— START OF Given records —

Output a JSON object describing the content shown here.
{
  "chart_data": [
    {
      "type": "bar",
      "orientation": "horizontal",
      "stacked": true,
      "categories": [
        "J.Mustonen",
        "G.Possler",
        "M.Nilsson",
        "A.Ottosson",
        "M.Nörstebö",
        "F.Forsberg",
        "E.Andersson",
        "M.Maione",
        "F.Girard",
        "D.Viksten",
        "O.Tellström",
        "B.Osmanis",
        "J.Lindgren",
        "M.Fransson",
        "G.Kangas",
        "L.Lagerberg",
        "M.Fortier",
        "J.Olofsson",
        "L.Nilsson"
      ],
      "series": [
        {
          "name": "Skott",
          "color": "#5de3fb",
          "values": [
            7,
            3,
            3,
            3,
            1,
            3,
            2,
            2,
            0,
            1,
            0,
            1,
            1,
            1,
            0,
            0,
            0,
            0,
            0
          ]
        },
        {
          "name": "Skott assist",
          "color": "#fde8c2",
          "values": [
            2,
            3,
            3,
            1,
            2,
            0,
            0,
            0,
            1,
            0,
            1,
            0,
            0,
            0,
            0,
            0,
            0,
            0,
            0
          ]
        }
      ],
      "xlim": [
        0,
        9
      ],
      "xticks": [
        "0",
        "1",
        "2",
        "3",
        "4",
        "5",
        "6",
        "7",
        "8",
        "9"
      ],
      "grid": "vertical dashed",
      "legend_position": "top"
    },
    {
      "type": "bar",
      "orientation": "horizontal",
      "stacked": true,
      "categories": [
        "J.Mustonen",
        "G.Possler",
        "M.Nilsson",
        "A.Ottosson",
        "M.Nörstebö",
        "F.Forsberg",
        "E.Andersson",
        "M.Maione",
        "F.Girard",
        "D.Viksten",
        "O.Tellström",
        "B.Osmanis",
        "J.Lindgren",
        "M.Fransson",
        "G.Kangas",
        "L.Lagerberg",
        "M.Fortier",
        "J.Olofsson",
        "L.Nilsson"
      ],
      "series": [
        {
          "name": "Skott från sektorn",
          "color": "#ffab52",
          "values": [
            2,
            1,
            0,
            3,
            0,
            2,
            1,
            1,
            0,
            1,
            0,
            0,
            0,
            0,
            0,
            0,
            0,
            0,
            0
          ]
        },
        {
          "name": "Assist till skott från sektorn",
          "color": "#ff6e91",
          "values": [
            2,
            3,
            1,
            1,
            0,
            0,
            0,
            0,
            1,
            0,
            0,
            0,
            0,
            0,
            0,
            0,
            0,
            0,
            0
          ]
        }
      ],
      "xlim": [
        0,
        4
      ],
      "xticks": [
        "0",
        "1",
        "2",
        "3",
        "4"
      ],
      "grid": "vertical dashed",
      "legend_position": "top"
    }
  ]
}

— END OF Given records —

Go through the material and select each line with the string "color" in it.

          "color": "#5de3fb",
          "color": "#fde8c2",
          "color": "#ffab52",
          "color": "#ff6e91",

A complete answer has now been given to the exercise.